===== Seçilmiş metin =====

3. SAYFA
Giriş Tarihi : 27-02-2012 15:43   Güncelleme : 27-02-2012 15:43

"Anti askeri tutum çok moda oldu"

Beş yıl önce göreve gelen İlber Ortaylı sarayla ilgili birçok sıkıntıyı gündeme getirdi.

 Bazen kendi deyimiyle “kanser” olsa da, önemli sorunların birçoğunun çözümünde etkin oldu. Arkadaşlarının “Sonunda Topkapı’ya padişah da oldu” diye takıldığı İlber Hoca’yla makamında buluştuk, hem saray, hem tarih hakkında konuştuk.

Topkapı Sarayı’nın kapısından içeri ilk girdiğiniz günden başlamak istiyorum. Neler hissetmiştiniz? Bu sarayın kapısından ilk 1952 yılında girdim. 5 yaşındaydım. O zaman ziyaret çok azdı. İlgimi bir cüce çekti. Bahri Efendi’ymiş o... Enderun cücesiymiş. Zenciler gördüm. Sonradan öğrendiğim kadarıyla biri Nadir Ağa"ymış. Bunlar saraydan kalma kişiler, memur olmuşlar. Anlatıyorlar şurası Harem bölümü, burası Selamlık alayı... Bunu anlatan piri fani sakallı değil, 50-60 yaşında adamlar. Tabii, onlar görmüş o zamanı. Saltanat biteli henüz 30 yıl olmuş. n Bilinçli olarak ilk gezişiniz... Çok gezdim. Asistanlığım döneminde, sarayı iyice incelemek için o zamanın müdürü Hayrullah Bey’le resmen temasa geçtim. Doktoramı yapıyordum. Yanıma bir memur verdi, beni o dönem kapalı olan Harem’e bile soktu. Aslında ben siyasal okuyordum. Doktoramın konusunun sarayla bir alakası yoktu. Ama hep meraklıydım. Sonunda mihmandarlık da yaptım biliyorsun. Şimdi kızımın yaptığı şey...

=====

### Yapılacaklar:
1 – İlber Ortaylı röportajında "Bazen kendi deyimiyle" diye başlayan paragrafı, ana bilgilerini koruyarak daha kısa biçimde yeniden yaz.
2 – İlber Ortaylı röportajını son cümlesinden sonrasıyla genişlet.

===== Veri bölümü =====

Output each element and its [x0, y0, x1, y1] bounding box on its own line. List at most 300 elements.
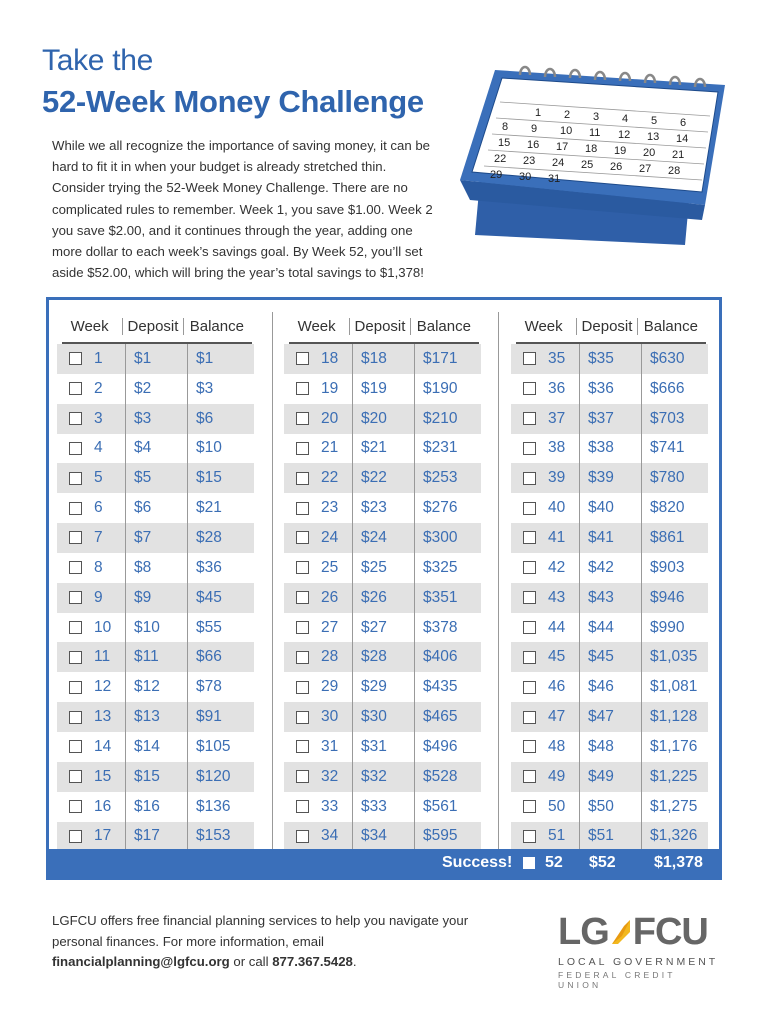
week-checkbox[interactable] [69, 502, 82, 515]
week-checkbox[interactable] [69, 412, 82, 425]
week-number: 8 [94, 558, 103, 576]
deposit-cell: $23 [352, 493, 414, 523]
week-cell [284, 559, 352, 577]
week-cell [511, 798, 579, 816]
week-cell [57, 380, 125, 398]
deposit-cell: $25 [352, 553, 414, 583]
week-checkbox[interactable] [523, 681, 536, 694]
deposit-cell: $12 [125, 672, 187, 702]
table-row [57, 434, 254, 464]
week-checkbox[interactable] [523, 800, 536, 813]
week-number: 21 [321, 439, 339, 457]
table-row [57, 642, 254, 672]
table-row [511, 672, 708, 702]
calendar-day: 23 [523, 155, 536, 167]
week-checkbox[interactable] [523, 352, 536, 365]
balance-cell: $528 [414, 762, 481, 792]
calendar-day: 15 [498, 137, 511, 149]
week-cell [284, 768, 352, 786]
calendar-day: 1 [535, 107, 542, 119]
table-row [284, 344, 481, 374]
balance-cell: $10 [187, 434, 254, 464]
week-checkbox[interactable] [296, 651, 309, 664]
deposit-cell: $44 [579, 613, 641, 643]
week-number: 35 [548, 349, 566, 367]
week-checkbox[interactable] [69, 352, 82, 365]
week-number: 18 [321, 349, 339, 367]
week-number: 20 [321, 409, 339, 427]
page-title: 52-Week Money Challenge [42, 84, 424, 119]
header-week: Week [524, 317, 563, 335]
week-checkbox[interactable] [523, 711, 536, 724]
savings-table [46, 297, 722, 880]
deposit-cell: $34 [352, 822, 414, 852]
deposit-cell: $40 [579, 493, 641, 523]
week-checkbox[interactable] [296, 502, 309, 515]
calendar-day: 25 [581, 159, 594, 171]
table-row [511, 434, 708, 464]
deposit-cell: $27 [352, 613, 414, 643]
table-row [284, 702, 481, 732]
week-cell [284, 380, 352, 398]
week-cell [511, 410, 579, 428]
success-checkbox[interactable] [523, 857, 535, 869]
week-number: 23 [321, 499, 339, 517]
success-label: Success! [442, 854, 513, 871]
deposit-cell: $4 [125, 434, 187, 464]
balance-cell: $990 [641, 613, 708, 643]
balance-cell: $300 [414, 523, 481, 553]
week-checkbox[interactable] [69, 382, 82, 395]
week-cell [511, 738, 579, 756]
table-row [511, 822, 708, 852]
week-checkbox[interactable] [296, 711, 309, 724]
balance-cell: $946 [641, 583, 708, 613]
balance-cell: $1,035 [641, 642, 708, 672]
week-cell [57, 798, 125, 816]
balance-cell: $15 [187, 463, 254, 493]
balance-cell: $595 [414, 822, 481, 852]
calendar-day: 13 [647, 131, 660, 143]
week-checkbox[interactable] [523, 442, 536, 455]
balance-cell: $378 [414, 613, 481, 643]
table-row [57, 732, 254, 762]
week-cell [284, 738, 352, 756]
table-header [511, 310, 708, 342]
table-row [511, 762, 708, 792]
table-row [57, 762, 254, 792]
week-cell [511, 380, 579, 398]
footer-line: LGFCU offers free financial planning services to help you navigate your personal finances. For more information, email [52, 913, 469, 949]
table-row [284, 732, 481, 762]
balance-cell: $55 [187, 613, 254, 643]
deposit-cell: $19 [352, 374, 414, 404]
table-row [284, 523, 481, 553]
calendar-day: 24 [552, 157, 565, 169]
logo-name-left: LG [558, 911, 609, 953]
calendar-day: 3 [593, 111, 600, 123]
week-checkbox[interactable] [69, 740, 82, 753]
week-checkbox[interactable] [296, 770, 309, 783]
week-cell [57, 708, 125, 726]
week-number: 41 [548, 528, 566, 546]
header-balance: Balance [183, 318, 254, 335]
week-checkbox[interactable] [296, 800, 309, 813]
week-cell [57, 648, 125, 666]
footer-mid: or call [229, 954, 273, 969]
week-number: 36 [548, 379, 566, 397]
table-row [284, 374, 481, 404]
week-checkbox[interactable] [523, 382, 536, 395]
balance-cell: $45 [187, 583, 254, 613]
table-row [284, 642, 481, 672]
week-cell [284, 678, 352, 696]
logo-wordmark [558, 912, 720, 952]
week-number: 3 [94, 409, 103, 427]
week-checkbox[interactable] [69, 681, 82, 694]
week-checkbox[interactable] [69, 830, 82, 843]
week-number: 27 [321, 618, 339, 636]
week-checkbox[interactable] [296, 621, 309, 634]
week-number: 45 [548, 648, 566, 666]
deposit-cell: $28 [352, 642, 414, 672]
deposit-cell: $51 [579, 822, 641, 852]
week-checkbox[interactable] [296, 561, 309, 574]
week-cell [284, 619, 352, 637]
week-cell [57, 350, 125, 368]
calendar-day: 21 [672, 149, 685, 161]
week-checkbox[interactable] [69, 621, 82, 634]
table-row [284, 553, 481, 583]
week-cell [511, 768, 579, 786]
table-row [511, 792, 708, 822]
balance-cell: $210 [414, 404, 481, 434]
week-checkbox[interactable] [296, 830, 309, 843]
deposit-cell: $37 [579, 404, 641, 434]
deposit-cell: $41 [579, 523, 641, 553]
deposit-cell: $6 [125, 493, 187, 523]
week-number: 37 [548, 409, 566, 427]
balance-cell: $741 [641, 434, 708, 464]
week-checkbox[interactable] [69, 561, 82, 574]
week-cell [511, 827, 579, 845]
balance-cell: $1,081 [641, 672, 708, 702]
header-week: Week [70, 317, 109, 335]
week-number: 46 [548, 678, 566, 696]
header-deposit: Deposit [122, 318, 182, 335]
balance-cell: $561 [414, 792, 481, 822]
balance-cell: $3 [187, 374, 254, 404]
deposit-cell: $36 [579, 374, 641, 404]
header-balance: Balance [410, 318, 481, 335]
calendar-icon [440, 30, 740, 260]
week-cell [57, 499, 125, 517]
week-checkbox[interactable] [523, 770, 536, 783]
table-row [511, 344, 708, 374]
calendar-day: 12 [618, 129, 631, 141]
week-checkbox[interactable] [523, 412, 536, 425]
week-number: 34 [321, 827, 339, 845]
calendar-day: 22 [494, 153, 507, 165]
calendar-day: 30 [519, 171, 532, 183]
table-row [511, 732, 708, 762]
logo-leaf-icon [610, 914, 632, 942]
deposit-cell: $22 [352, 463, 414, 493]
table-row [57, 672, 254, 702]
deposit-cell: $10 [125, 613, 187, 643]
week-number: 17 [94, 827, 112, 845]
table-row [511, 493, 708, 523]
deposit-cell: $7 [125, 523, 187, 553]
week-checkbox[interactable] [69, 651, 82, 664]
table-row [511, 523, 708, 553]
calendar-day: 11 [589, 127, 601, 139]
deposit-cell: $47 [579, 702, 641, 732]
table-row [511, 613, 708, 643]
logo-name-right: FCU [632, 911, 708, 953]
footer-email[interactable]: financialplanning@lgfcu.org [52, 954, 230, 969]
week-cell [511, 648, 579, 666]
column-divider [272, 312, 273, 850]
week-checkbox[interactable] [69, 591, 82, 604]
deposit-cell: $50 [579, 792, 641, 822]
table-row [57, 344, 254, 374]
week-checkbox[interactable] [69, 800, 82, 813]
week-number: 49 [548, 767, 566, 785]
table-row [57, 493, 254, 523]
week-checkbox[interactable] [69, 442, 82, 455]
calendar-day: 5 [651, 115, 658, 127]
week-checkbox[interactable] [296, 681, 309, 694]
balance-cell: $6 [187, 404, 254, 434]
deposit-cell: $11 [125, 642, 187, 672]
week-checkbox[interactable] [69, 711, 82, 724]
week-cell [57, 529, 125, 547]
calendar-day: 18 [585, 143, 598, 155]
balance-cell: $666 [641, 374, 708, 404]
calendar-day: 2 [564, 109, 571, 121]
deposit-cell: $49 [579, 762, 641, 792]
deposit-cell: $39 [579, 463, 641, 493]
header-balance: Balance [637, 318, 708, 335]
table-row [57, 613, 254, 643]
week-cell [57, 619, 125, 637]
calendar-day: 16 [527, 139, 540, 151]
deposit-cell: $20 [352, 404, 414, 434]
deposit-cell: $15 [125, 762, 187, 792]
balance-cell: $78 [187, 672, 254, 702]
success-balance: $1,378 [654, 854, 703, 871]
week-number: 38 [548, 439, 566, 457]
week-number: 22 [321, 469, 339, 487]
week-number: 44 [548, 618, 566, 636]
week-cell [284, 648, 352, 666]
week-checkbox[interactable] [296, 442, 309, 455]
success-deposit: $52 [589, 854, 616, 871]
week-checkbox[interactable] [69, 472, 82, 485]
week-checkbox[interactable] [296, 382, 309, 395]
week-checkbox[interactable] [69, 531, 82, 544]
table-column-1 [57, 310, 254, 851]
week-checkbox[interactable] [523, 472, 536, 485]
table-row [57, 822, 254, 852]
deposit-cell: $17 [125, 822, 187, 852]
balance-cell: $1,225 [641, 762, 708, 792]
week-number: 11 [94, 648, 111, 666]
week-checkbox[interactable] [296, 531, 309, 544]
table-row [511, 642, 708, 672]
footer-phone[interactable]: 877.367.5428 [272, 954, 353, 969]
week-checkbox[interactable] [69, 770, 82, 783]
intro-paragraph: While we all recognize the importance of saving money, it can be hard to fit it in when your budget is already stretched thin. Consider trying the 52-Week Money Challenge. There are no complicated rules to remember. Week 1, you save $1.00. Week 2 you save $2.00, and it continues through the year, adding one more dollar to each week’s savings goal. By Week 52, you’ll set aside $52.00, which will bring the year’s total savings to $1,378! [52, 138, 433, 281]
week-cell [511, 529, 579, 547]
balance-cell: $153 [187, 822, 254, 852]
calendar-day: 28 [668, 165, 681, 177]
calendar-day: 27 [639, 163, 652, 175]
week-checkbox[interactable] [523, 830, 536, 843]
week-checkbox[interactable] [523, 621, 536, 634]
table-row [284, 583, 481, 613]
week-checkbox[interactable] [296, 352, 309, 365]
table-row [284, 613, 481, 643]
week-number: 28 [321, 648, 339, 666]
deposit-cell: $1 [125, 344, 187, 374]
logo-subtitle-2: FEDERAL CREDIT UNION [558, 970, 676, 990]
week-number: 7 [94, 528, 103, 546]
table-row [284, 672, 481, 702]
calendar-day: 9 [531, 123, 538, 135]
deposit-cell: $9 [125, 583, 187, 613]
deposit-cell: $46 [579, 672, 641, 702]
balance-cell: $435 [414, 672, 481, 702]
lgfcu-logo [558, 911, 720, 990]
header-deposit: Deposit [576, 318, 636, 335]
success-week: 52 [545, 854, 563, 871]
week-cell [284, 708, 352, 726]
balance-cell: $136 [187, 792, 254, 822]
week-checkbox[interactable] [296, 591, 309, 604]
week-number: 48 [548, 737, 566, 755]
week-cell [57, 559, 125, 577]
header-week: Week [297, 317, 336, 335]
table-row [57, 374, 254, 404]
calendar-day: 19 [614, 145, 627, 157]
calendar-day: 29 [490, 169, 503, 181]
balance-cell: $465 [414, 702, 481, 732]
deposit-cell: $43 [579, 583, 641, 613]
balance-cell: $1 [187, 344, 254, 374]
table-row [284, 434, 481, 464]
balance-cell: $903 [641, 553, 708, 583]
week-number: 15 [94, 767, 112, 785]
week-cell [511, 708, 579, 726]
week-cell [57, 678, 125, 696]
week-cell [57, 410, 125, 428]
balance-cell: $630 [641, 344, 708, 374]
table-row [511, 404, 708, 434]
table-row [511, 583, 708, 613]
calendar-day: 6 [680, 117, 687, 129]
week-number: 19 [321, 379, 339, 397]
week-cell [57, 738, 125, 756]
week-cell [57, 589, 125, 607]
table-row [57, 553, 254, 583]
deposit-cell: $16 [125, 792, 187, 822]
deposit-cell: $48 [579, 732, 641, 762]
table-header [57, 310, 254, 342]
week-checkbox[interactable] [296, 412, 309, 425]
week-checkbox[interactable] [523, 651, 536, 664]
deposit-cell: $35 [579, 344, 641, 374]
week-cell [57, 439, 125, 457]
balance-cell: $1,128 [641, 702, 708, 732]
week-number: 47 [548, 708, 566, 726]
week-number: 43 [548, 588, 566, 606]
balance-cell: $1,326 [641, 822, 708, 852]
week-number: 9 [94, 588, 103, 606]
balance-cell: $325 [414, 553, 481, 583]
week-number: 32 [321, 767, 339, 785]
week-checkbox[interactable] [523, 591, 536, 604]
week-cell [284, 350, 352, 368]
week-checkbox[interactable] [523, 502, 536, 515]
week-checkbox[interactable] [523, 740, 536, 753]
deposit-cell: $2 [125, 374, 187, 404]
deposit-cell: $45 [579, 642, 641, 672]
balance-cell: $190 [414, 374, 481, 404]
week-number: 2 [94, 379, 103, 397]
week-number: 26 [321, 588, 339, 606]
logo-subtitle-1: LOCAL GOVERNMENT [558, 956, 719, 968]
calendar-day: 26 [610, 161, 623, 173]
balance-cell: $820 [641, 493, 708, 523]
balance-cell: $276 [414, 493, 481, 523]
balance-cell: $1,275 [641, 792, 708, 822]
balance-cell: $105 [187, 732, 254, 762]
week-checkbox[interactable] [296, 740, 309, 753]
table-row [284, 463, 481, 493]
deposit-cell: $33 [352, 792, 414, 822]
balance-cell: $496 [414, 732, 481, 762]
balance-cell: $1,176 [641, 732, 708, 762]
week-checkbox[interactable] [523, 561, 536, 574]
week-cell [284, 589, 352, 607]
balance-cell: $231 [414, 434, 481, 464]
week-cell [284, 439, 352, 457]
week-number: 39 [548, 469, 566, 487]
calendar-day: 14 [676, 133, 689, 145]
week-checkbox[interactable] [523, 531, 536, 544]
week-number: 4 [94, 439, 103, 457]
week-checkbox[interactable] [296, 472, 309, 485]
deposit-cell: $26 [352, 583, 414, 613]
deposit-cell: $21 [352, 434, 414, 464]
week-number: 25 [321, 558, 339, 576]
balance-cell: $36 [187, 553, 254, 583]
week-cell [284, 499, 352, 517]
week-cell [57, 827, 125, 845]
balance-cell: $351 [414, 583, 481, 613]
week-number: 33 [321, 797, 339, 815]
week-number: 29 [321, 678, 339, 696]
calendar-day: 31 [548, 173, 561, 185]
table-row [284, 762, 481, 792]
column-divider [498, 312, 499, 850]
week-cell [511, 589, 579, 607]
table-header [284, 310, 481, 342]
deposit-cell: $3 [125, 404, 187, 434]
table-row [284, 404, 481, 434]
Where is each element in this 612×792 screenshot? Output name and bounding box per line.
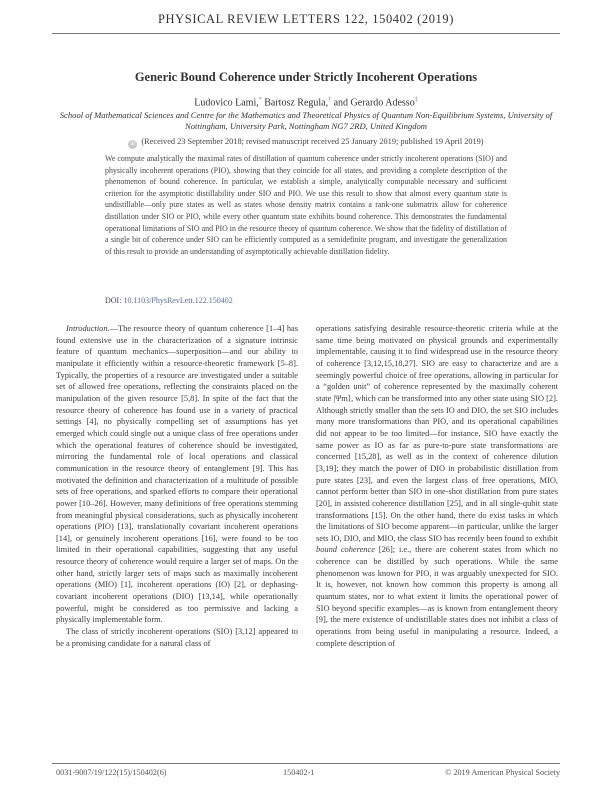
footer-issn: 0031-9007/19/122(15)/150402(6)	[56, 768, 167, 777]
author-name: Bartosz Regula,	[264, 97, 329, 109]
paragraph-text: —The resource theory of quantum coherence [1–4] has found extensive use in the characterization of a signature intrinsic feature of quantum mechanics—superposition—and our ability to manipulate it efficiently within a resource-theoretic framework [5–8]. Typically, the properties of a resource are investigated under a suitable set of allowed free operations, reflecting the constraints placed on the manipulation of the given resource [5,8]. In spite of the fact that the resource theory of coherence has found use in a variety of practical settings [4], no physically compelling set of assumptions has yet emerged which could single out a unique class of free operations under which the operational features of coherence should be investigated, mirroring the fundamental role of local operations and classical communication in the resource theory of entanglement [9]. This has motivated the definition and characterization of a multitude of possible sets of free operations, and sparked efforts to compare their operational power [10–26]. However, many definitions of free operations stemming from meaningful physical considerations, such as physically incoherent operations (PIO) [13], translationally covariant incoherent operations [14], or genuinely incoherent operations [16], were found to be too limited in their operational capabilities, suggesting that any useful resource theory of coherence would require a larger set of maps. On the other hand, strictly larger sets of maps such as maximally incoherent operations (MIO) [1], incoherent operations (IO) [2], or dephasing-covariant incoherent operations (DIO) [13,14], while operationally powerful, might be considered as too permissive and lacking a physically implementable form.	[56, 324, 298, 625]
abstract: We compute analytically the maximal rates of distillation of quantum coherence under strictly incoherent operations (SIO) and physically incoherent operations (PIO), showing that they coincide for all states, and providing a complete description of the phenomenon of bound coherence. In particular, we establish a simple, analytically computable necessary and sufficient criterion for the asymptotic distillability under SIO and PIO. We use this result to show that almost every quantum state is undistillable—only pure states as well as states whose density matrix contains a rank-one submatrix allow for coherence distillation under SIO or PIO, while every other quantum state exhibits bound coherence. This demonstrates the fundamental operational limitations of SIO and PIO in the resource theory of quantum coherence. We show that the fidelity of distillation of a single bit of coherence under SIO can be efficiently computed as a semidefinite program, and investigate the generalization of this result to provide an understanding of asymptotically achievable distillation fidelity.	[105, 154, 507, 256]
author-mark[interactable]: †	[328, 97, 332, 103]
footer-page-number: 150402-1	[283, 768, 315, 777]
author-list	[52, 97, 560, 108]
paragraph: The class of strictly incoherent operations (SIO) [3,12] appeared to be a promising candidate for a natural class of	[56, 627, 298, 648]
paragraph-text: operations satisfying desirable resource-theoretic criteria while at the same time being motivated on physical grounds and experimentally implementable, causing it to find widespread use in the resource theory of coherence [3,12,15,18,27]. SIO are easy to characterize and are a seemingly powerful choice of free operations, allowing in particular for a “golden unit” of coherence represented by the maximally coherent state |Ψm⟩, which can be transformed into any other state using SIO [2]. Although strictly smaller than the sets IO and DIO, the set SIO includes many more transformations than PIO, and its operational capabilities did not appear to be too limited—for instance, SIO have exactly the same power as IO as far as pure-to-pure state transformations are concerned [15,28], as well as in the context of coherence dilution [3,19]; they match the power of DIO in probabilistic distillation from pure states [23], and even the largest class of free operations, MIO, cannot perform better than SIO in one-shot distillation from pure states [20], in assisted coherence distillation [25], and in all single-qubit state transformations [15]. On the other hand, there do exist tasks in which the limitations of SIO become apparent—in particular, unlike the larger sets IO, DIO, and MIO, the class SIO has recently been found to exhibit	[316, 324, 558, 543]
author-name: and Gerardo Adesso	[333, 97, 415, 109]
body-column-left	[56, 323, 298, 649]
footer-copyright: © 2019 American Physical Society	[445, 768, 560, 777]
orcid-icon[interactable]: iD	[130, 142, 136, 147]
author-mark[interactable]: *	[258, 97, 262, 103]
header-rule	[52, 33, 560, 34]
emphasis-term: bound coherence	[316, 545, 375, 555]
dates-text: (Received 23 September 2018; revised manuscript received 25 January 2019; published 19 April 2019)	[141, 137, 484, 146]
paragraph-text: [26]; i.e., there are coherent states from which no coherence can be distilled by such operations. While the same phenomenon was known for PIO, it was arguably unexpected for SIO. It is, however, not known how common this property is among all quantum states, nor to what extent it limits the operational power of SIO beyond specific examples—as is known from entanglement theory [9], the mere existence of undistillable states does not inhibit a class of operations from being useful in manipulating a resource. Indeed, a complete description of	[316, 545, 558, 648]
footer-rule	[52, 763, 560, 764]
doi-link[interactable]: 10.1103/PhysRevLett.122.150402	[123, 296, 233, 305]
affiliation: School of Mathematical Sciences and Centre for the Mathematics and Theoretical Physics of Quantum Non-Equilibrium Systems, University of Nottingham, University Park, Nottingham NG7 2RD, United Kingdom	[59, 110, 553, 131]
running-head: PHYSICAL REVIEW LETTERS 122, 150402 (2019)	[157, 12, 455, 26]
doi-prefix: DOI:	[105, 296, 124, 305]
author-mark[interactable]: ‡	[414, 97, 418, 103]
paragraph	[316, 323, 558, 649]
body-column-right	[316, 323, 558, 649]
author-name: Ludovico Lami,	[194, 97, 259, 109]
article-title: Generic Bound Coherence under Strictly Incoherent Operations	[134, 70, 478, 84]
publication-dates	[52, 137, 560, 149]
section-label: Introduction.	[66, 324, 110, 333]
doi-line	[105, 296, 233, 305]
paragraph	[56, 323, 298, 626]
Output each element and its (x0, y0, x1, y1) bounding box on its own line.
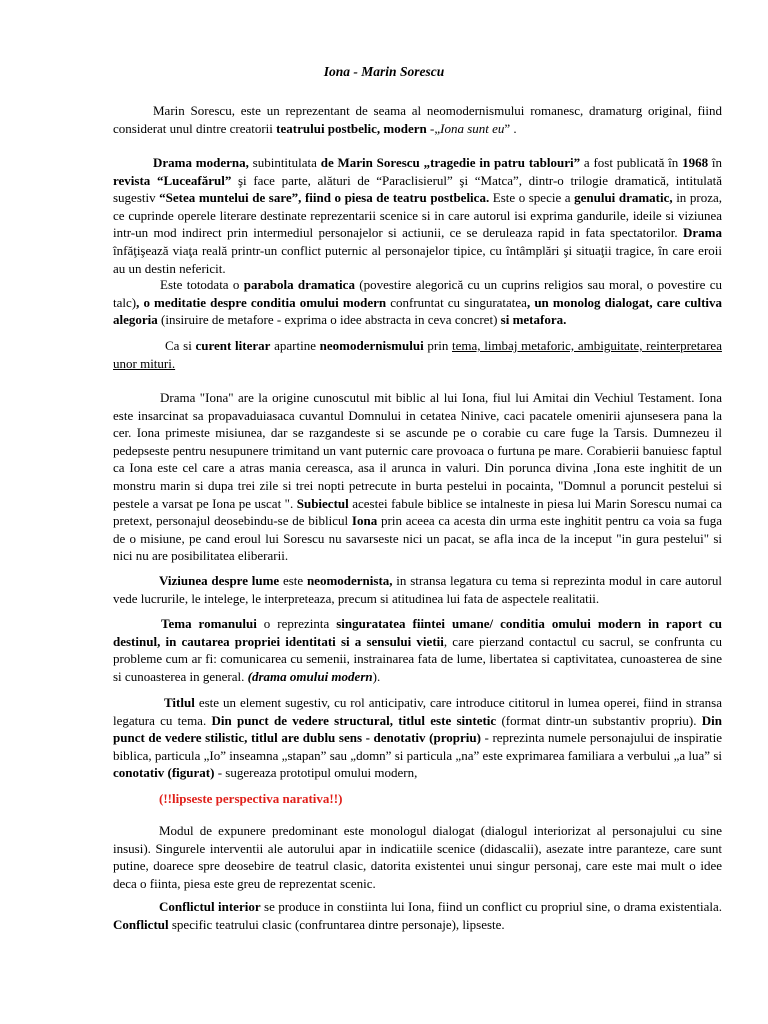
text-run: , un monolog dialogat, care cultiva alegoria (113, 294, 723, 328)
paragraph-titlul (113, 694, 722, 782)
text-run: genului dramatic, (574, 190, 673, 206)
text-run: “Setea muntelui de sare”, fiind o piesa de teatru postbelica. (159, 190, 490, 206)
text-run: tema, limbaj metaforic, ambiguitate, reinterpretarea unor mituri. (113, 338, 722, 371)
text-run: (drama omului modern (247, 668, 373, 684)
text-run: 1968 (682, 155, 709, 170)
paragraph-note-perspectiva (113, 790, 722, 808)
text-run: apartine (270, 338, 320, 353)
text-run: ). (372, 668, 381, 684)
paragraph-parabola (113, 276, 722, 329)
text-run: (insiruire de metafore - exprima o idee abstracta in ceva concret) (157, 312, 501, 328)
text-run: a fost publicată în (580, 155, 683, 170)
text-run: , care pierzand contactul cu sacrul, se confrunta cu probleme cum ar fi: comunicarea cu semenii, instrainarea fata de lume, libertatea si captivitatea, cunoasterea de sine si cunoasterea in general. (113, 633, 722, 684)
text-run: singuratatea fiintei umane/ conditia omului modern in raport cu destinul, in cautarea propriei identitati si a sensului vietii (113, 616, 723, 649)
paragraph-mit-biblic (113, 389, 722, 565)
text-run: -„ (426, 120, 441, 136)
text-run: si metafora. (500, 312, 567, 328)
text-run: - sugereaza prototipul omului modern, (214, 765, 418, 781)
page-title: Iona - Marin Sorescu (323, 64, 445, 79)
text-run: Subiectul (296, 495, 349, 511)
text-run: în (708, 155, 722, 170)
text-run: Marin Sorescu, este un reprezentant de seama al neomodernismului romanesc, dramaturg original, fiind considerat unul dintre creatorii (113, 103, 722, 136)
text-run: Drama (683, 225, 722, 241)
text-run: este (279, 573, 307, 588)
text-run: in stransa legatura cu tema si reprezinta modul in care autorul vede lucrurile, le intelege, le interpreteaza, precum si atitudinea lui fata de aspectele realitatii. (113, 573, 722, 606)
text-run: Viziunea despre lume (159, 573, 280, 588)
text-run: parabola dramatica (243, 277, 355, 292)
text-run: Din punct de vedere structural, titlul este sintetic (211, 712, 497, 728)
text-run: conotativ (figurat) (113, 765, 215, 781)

=====

### Yanıtlar:
1 – İlber Ortaylı, kendi deyimiyle zaman zaman "kanser" olsa da önemli sorunların çoğunun çözümünde etkili oldu. Arkadaşlarının "Sonunda Topkapı'ya padişah da oldu" diye takıldığı İlber Hoca'yla makamında saray ve tarih üzerine konuşuldu.

2 –
Türkler tarih bilmiyor geçmişini bilmeyen toplum ot bir toplumdur

-Sean Connery’e sarayı gezdirmiştiniz. Enteresan bir anınız oldu mu? Sean Connery çok bilgili, İskoç tarihine meraklı ve İskoç milliyetçisi bir adam. Burada bizim yarım kültürlü ünlü hanımefendilerden biri milliyetçiliğin zararları ile ilgili adamın kafasını şişirdi. Adam “Ne demek istiyorsunuz? Ben de İskoç milliyetçisiyim. İngilizler bizi mahvetti” dedi. Kadın da “İşte bu yüzden sizi mahvettiler” diye sürdürdü. Sean Connery kazandığını İskoçya’ya yatıran biri. Karısı da bilgili bir Fransız. Topkapı’dan çok etkilendiler. -Tarihini pek bilmeyen bir toplumuz. Geçmişini bilmeyen toplumları ne tür tehlikeler bekler? Türkler tarih bilmiyor. Ciddi sorunlar var. Mesela senkronizasyon yapamıyor, tarihleme yapamıyor, tarihleri eşitleyemiyor, kronolojik bilinç yok. Öyle olunca zaten tefekküre gidemezsin. Geçmişini bilmeyen toplum, ot bir toplumdur. Daha büyük tehlikeye lüzum yok. Aklına geleni yapar. Bugünlerde Türkiye’de antiaskeri tutum çok moda oldu. Türkler nasıl bir toplum, bir kere onu öğrensinler, sonra konuşsunlar. Hele Osmanlı tarihi üzerindeki bilgisizliğin ve pespayeliğin sonu yok.

-Bir insan tarihe ne zaman ilgi duymaya başlar?

Hep, her zaman. Şimdi kimseye laf etmek istemem ama üniversitede bu bölümü kazanıyorlar, çalışkan oluyorlar, asistanlığa, hocalığa kadar çıkıyorlar, yararlı işler yapabiliyorlar. Bu Amerikan modeli biraz... Ben buna inanmıyorum. Tarihçi insan öyle yaratılır. Doğuştan bir kişinin nasıl resme kabiliyeti varsa, öyle... Hafızası iyi olmayan ve hafıza eğitimi görmeyen bir kişinin tarihçi olması mümkün değildir.

-Kendinizden bir örnek verir misiniz?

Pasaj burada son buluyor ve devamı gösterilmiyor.